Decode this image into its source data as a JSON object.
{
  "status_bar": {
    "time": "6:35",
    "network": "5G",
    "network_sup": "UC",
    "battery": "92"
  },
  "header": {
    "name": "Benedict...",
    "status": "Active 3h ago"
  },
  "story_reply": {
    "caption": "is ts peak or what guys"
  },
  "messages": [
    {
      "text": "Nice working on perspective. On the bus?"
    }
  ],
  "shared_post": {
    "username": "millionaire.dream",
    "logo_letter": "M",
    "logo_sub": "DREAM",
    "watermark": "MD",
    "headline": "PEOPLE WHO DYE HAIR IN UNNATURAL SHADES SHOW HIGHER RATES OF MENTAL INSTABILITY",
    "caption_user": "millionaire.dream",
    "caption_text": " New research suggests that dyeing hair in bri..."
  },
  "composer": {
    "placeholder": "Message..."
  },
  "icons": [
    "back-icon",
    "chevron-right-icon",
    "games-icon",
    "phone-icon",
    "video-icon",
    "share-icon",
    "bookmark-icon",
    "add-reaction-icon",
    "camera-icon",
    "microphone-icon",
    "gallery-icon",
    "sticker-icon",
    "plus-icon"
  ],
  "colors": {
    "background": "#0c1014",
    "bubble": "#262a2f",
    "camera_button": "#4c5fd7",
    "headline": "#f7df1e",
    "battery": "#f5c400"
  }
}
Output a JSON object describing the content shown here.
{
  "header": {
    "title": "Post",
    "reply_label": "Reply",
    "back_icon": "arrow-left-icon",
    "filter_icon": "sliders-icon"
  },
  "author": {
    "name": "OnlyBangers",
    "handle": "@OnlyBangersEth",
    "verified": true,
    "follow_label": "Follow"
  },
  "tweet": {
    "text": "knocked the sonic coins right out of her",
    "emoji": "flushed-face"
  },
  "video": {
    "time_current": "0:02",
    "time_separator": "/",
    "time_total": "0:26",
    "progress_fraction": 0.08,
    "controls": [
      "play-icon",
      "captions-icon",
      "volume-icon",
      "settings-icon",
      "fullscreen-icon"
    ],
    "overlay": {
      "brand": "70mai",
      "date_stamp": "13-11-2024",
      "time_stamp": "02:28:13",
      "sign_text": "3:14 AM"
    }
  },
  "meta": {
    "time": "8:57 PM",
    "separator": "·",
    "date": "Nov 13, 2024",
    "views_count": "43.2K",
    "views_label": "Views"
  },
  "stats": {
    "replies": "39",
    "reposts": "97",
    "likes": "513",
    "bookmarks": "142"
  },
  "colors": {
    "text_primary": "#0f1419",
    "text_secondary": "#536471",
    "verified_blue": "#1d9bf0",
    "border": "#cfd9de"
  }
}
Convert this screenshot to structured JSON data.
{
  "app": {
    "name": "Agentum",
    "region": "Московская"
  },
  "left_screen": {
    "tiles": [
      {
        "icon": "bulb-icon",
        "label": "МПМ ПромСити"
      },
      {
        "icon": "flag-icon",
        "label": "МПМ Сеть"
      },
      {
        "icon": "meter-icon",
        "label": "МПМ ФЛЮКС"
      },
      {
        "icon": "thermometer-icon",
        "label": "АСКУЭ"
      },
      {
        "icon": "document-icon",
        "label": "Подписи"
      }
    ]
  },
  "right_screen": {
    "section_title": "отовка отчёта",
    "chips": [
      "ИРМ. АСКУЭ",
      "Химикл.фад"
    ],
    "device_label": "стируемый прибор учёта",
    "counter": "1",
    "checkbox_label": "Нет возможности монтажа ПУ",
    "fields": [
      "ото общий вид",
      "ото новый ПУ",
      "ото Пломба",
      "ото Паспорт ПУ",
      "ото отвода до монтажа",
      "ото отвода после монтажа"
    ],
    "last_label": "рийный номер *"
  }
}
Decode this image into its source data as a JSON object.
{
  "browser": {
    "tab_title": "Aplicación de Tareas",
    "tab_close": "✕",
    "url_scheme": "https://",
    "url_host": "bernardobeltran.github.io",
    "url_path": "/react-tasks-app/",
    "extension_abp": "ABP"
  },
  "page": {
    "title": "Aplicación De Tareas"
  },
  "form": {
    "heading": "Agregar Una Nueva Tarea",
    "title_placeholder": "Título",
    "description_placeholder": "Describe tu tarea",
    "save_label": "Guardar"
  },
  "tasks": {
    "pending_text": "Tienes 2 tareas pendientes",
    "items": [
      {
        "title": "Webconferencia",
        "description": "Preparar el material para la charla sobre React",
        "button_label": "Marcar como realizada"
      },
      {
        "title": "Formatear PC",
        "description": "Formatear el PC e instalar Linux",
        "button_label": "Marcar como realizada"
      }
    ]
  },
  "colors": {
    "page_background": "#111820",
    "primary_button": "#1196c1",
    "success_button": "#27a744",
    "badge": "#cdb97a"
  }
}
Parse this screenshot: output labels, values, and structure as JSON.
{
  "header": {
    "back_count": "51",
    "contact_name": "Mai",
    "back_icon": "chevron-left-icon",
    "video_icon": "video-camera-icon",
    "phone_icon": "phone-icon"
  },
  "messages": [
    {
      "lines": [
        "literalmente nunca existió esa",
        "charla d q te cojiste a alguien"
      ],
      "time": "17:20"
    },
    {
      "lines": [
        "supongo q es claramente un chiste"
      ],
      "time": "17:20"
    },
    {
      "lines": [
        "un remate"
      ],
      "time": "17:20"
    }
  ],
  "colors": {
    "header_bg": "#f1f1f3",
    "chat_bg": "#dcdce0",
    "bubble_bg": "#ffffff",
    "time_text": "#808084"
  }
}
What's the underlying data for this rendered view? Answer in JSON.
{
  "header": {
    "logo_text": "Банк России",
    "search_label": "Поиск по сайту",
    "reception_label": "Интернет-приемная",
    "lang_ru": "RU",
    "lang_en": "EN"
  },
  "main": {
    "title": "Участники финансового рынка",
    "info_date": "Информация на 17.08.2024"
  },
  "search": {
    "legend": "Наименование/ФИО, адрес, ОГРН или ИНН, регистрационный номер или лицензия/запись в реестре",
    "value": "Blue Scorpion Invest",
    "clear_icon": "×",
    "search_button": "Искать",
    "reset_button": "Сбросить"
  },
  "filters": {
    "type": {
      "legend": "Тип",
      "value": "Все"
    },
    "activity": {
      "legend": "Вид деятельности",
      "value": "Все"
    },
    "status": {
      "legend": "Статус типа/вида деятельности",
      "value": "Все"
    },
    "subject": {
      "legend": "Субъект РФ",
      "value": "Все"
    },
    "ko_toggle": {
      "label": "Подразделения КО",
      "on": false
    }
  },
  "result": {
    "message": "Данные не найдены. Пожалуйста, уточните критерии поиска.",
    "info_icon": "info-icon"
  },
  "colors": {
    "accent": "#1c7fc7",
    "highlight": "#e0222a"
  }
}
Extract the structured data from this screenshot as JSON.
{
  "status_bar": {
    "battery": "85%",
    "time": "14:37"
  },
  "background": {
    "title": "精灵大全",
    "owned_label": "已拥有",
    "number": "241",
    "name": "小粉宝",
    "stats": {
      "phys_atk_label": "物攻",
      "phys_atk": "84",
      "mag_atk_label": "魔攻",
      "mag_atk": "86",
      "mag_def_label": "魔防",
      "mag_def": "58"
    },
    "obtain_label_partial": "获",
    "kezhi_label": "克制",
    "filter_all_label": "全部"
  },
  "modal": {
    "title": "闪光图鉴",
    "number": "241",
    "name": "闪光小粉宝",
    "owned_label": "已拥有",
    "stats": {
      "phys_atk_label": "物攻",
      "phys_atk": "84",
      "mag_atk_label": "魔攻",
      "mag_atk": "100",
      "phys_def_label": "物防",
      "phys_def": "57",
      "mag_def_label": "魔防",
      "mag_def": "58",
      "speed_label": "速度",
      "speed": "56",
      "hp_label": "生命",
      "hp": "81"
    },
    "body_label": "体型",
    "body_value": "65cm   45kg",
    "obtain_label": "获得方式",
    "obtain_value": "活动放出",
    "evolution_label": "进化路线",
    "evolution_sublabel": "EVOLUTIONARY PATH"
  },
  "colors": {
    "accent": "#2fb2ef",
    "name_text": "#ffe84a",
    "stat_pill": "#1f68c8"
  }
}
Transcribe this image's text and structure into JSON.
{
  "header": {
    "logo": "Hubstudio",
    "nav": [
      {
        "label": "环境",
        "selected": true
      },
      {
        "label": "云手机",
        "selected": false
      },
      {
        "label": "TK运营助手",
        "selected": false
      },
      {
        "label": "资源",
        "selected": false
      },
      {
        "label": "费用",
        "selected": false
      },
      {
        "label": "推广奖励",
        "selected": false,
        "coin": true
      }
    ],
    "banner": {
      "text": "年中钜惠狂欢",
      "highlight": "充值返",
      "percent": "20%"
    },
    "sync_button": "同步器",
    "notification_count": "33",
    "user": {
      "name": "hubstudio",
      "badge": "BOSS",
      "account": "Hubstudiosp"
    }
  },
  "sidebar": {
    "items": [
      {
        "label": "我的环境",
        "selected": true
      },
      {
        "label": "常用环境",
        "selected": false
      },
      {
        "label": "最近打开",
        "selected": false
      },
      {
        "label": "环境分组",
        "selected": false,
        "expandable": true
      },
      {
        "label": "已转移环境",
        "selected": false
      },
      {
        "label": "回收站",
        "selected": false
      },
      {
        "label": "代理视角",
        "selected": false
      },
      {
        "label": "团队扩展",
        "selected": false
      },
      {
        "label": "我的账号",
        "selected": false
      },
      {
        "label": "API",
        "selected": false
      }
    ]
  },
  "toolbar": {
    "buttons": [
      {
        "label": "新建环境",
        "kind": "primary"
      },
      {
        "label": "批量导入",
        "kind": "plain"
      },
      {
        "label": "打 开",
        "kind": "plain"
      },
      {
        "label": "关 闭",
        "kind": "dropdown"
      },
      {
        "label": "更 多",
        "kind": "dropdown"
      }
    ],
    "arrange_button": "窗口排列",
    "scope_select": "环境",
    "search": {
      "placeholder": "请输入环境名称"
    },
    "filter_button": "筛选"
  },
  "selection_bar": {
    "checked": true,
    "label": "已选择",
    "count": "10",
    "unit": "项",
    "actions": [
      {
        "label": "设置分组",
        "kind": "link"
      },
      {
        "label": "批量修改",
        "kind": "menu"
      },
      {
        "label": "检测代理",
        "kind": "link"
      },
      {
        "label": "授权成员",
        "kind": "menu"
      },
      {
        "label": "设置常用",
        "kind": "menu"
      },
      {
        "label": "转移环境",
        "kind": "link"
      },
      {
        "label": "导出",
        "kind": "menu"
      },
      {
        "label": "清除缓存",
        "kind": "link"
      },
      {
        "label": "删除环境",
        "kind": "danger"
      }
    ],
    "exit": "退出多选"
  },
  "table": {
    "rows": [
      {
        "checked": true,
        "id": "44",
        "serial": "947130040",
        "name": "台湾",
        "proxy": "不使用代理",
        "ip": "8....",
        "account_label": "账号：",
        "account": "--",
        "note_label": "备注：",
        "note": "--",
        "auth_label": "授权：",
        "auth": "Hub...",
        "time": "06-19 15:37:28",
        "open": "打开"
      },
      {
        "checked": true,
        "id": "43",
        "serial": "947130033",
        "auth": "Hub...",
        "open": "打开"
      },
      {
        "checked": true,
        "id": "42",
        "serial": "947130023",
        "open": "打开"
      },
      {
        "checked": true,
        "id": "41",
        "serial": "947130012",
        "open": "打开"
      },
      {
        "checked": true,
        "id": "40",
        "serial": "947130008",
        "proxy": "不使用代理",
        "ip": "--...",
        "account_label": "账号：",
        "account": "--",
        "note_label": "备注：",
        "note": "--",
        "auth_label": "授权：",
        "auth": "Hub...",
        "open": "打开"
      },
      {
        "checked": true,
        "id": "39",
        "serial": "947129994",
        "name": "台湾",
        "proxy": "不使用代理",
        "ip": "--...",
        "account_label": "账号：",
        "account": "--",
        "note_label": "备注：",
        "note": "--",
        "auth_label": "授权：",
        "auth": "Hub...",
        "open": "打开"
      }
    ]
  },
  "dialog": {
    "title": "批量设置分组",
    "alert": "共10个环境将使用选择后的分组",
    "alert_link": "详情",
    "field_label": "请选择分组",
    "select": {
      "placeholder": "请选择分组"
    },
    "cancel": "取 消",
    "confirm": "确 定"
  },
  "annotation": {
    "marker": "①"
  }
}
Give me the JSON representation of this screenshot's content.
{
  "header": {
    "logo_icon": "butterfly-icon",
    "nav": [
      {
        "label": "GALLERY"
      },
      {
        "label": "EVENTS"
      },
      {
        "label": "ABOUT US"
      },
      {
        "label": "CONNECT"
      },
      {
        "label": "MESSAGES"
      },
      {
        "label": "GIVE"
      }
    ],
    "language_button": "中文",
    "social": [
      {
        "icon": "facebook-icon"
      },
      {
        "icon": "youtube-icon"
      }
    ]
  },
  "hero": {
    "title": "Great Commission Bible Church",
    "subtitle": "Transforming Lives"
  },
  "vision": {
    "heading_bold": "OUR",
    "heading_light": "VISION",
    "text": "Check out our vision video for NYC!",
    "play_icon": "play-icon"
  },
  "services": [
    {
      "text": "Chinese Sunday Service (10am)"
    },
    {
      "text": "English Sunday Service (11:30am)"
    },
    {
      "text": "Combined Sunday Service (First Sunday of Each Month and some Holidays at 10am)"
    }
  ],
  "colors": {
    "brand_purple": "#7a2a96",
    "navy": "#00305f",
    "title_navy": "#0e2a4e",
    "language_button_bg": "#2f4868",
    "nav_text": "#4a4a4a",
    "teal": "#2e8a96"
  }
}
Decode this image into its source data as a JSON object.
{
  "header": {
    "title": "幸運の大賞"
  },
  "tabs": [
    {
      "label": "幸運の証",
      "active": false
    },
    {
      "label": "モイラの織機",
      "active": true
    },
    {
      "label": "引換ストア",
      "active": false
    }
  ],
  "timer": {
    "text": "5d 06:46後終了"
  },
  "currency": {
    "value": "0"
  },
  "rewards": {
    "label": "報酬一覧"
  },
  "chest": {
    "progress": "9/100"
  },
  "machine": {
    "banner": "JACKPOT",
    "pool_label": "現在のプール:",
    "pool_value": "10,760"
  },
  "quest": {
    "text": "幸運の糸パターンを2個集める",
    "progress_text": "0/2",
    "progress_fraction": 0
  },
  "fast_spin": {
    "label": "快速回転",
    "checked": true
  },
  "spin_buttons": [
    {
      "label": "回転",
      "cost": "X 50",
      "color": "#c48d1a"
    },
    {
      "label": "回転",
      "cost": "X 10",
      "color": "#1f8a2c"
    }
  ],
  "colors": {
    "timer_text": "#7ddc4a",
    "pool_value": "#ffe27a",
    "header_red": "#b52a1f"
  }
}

•••

* _Task statement_: Look above for every line with the word "charla" and copy it.

* _Answer to this task_:
        "description": "Preparar el material para la charla sobre React",
        "charla d q te cojiste a alguien"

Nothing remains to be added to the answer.